■ **WORK ITEM**: Within the entries below, find every line that has the string "knowledge", then copy it.

■ **SOURCE DATA**:
┄┄┄┄┄┄
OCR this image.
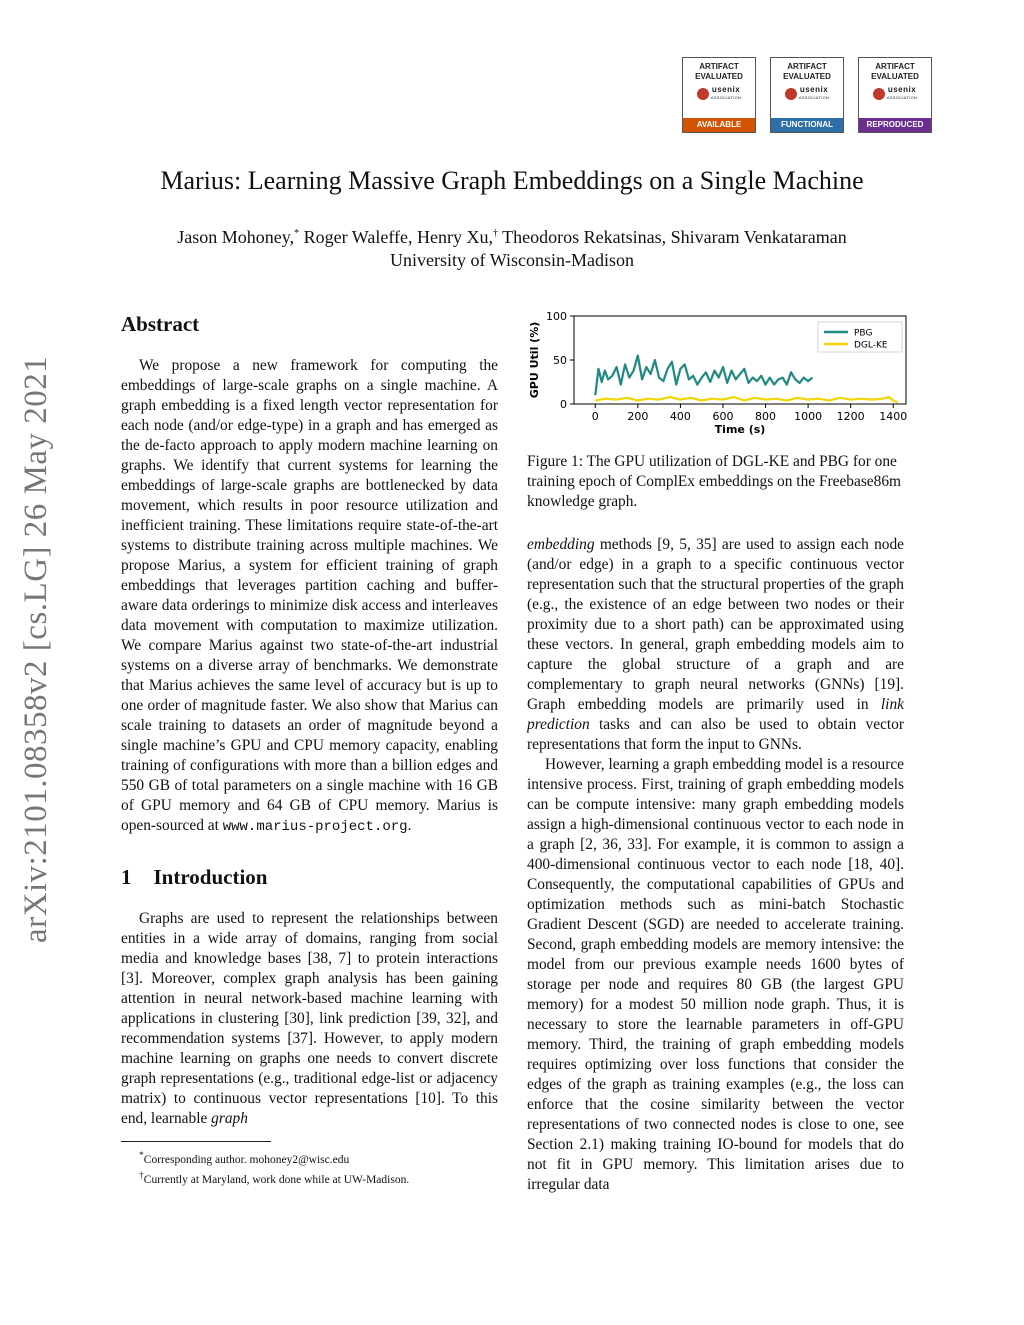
ARTIFACT
EVALUATED
usenix
ASSOCIATION
AVAILABLE
ARTIFACT
EVALUATED
usenix
ASSOCIATION
FUNCTIONAL
ARTIFACT
EVALUATED
usenix
ASSOCIATION
REPRODUCED
Marius: Learning Massive Graph Embeddings on a Single Machine
Jason Mohoney,* Roger Waleffe, Henry Xu,† Theodoros Rekatsinas, Shivaram Venkataraman
University of Wisconsin-Madison
arXiv:2101.08358v2 [cs.LG] 26 May 2021
Abstract

We propose a new framework for computing the embeddings of large-scale graphs on a single machine. A graph embedding is a fixed length vector representation for each node (and/or edge-type) in a graph and has emerged as the de-facto approach to apply modern machine learning on graphs. We identify that current systems for learning the embeddings of large-scale graphs are bottlenecked by data movement, which results in poor resource utilization and inefficient training. These limitations require state-of-the-art systems to distribute training across multiple machines. We propose Marius, a system for efficient training of graph embeddings that leverages partition caching and buffer-aware data orderings to minimize disk access and interleaves data movement with computation to maximize utilization. We compare Marius against two state-of-the-art industrial systems on a diverse array of benchmarks. We demonstrate that Marius achieves the same level of accuracy but is up to one order of magnitude faster. We also show that Marius can scale training to datasets an order of magnitude beyond a single machine’s GPU and CPU memory capacity, enabling training of configurations with more than a billion edges and 550 GB of total parameters on a single machine with 16 GB of GPU memory and 64 GB of CPU memory. Marius is open-sourced at www.marius-project.org.

1 Introduction

Graphs are used to represent the relationships between entities in a wide array of domains, ranging from social media and knowledge bases [38, 7] to protein interactions [3]. Moreover, complex graph analysis has been gaining attention in neural network-based machine learning with applications in clustering [30], link prediction [39, 32], and recommendation systems [37]. However, to apply modern machine learning on graphs one needs to convert discrete graph representations (e.g., traditional edge-list or adjacency matrix) to continuous vector representations [10]. To this end, learnable graph

*Corresponding author. mohoney2@wisc.edu

†Currently at Maryland, work done while at UW-Madison.

0
50
100
0	200 400 600 800 1000 1200 1400
Time (s)
GPU Util (%)	PBG
DGL-KE
Figure 1: The GPU utilization of DGL-KE and PBG for one training epoch of ComplEx embeddings on the Freebase86m knowledge graph.

embedding methods [9, 5, 35] are used to assign each node (and/or edge) in a graph to a specific continuous vector representation such that the structural properties of the graph (e.g., the existence of an edge between two nodes or their proximity due to a short path) can be approximated using these vectors. In general, graph embedding models aim to capture the global structure of a graph and are complementary to graph neural networks (GNNs) [19]. Graph embedding models are primarily used in link prediction tasks and can also be used to obtain vector representations that form the input to GNNs.

However, learning a graph embedding model is a resource intensive process. First, training of graph embedding models can be compute intensive: many graph embedding models assign a high-dimensional continuous vector to each node in a graph [2, 36, 33]. For example, it is common to assign a 400-dimensional continuous vector to each node [18, 40]. Consequently, the computational capabilities of GPUs and optimization methods such as mini-batch Stochastic Gradient Descent (SGD) are needed to accelerate training. Second, graph embedding models are memory intensive: the model from our previous example needs 1600 bytes of storage per node and requires 80 GB (the largest GPU memory) for a modest 50 million node graph. Thus, it is necessary to store the learnable parameters in off-GPU memory. Third, the training of graph embedding models requires optimizing over loss functions that consider the edges of the graph as training examples (e.g., the loss can enforce that the cosine similarity between the vector representations of two connected nodes is close to one, see Section 2.1) making training IO-bound for models that do not fit in GPU memory. This limitation arises due to irregular data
┄┄┄┄┄┄
■ **RESPONSE AREA**:
Graphs are used to represent the relationships between entities in a wide array of domains, ranging from social media and knowledge bases [38, 7] to protein interactions [3]. Moreover, complex graph analysis has been gaining attention in neural network-based machine learning with applications in clustering [30], link prediction [39, 32], and recommendation systems [37]. However, to apply modern machine learning on graphs one needs to convert discrete graph representations (e.g., traditional edge-list or adjacency matrix) to continuous vector representations [10]. To this end, learnable graph
Figure 1: The GPU utilization of DGL-KE and PBG for one training epoch of ComplEx embeddings on the Freebase86m knowledge graph.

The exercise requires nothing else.